* [Objective]: Filter the listing below, copying every line in which the word "this" appears.

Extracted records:
+ + +

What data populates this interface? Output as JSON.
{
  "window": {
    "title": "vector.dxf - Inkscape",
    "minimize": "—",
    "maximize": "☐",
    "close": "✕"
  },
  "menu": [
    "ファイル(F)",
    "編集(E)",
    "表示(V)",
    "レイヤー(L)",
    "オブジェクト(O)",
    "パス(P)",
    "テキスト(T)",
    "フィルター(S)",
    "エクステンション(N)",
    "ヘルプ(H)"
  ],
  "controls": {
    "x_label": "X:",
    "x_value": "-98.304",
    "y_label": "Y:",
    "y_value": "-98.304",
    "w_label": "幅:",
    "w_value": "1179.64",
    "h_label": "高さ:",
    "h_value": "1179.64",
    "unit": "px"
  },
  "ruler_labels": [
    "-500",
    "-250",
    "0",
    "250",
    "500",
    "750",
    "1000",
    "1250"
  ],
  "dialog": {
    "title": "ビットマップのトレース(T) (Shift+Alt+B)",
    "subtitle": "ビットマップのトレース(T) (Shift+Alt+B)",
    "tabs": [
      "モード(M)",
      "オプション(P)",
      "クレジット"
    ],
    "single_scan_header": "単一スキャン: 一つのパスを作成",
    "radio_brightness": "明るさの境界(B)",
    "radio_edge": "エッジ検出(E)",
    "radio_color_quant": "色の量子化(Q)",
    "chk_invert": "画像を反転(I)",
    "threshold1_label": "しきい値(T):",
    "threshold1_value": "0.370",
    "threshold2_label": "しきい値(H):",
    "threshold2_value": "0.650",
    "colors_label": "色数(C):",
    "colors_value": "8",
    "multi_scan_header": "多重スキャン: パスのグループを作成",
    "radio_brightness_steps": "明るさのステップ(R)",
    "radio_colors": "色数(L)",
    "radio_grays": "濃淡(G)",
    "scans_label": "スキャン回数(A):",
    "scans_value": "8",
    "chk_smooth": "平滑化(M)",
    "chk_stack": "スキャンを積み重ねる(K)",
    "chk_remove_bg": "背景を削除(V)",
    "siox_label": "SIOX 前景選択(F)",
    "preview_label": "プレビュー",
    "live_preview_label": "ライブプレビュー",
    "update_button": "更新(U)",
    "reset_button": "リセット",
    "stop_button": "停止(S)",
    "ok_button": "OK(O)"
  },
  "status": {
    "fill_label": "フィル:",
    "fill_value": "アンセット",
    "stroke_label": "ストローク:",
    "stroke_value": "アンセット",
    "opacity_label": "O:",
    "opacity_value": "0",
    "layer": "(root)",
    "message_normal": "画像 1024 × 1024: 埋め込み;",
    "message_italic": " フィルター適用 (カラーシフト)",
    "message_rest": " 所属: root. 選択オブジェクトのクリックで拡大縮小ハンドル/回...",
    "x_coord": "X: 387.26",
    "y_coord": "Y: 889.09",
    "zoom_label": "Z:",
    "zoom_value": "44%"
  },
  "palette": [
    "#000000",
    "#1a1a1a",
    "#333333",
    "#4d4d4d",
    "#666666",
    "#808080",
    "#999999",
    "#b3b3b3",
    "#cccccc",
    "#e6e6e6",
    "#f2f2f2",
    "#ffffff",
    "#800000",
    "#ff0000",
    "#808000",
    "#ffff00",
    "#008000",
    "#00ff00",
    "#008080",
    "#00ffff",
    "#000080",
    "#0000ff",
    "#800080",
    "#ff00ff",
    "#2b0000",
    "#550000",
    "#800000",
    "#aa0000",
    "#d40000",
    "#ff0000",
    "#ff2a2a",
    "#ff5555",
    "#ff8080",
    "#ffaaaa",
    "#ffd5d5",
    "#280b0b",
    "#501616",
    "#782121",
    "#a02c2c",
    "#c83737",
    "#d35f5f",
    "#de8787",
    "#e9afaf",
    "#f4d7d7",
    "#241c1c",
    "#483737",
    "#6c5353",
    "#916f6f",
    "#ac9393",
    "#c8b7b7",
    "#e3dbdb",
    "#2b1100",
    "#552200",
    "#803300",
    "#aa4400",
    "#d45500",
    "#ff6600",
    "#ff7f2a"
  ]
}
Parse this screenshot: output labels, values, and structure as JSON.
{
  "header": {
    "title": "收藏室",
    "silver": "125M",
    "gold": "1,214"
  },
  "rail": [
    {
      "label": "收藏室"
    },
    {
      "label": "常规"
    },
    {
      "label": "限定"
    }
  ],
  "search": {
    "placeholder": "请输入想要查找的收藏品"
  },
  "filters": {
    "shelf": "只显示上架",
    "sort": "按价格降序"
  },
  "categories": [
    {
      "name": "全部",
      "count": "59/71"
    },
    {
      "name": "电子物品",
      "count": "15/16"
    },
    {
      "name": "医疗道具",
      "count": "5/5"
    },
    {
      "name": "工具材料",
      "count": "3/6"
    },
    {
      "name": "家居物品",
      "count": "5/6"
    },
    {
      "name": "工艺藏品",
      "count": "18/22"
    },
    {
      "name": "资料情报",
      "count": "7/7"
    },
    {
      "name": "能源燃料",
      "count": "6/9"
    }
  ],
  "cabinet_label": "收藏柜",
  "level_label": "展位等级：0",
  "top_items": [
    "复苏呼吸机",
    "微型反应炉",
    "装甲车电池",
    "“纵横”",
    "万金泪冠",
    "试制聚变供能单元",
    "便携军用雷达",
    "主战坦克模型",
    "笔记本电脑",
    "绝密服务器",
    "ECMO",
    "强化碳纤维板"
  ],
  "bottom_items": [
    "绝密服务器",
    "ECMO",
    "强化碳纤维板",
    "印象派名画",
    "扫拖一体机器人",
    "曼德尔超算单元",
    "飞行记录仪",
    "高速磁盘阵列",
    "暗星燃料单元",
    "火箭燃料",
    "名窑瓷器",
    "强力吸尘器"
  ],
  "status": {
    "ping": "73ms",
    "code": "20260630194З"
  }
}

+ + +

* [Final result]:
What data populates this interface? Output as JSON.
Parse this screenshot: output labels, values, and structure as JSON.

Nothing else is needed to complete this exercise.